Please print all of the material below, word for word.
** BEGIN **
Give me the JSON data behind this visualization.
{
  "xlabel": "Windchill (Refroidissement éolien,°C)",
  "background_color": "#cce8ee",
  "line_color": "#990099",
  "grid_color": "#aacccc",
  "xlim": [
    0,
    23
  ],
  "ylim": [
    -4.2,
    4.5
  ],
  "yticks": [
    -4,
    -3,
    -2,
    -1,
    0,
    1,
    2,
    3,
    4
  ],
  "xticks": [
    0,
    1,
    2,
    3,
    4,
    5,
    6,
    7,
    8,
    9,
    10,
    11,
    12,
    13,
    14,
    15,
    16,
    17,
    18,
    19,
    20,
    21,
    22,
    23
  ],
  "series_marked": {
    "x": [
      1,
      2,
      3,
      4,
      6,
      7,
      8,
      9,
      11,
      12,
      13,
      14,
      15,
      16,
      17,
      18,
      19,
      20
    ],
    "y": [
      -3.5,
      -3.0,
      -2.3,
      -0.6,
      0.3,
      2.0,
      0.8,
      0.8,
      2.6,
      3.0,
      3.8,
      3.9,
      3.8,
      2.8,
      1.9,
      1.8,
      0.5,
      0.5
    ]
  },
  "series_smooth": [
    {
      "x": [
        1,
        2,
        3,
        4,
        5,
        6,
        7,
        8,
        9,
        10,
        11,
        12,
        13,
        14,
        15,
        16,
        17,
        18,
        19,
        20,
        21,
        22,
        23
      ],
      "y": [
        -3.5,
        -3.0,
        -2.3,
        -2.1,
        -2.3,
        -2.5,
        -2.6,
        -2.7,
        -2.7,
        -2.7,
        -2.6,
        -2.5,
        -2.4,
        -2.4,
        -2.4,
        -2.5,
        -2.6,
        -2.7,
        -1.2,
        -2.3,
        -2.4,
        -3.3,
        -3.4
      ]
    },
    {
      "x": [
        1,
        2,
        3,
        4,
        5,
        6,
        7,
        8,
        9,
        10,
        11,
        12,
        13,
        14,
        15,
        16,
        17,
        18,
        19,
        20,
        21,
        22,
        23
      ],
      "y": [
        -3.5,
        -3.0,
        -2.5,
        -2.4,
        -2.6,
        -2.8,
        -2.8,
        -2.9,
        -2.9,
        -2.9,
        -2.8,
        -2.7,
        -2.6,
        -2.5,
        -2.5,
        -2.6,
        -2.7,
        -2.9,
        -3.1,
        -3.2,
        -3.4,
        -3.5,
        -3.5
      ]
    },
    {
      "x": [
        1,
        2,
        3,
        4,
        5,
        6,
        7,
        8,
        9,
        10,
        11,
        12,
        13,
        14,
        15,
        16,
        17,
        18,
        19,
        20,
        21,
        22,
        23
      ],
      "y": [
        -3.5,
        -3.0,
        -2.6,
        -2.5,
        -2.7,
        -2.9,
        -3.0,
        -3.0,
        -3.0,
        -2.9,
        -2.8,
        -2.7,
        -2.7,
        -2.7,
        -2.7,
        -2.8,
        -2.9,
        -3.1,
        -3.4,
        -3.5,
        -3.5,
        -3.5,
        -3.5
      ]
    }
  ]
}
** END **
FULL OUTPUT:
Give me the JSON data behind this visualization.
{
  "xlabel": "Windchill (Refroidissement éolien,°C)",
  "background_color": "#cce8ee",
  "line_color": "#990099",
  "grid_color": "#aacccc",
  "xlim": [
    0,
    23
  ],
  "ylim": [
    -4.2,
    4.5
  ],
  "yticks": [
    -4,
    -3,
    -2,
    -1,
    0,
    1,
    2,
    3,
    4
  ],
  "xticks": [
    0,
    1,
    2,
    3,
    4,
    5,
    6,
    7,
    8,
    9,
    10,
    11,
    12,
    13,
    14,
    15,
    16,
    17,
    18,
    19,
    20,
    21,
    22,
    23
  ],
  "series_marked": {
    "x": [
      1,
      2,
      3,
      4,
      6,
      7,
      8,
      9,
      11,
      12,
      13,
      14,
      15,
      16,
      17,
      18,
      19,
      20
    ],
    "y": [
      -3.5,
      -3.0,
      -2.3,
      -0.6,
      0.3,
      2.0,
      0.8,
      0.8,
      2.6,
      3.0,
      3.8,
      3.9,
      3.8,
      2.8,
      1.9,
      1.8,
      0.5,
      0.5
    ]
  },
  "series_smooth": [
    {
      "x": [
        1,
        2,
        3,
        4,
        5,
        6,
        7,
        8,
        9,
        10,
        11,
        12,
        13,
        14,
        15,
        16,
        17,
        18,
        19,
        20,
        21,
        22,
        23
      ],
      "y": [
        -3.5,
        -3.0,
        -2.3,
        -2.1,
        -2.3,
        -2.5,
        -2.6,
        -2.7,
        -2.7,
        -2.7,
        -2.6,
        -2.5,
        -2.4,
        -2.4,
        -2.4,
        -2.5,
        -2.6,
        -2.7,
        -1.2,
        -2.3,
        -2.4,
        -3.3,
        -3.4
      ]
    },
    {
      "x": [
        1,
        2,
        3,
        4,
        5,
        6,
        7,
        8,
        9,
        10,
        11,
        12,
        13,
        14,
        15,
        16,
        17,
        18,
        19,
        20,
        21,
        22,
        23
      ],
      "y": [
        -3.5,
        -3.0,
        -2.5,
        -2.4,
        -2.6,
        -2.8,
        -2.8,
        -2.9,
        -2.9,
        -2.9,
        -2.8,
        -2.7,
        -2.6,
        -2.5,
        -2.5,
        -2.6,
        -2.7,
        -2.9,
        -3.1,
        -3.2,
        -3.4,
        -3.5,
        -3.5
      ]
    },
    {
      "x": [
        1,
        2,
        3,
        4,
        5,
        6,
        7,
        8,
        9,
        10,
        11,
        12,
        13,
        14,
        15,
        16,
        17,
        18,
        19,
        20,
        21,
        22,
        23
      ],
      "y": [
        -3.5,
        -3.0,
        -2.6,
        -2.5,
        -2.7,
        -2.9,
        -3.0,
        -3.0,
        -3.0,
        -2.9,
        -2.8,
        -2.7,
        -2.7,
        -2.7,
        -2.7,
        -2.8,
        -2.9,
        -3.1,
        -3.4,
        -3.5,
        -3.5,
        -3.5,
        -3.5
      ]
    }
  ]
}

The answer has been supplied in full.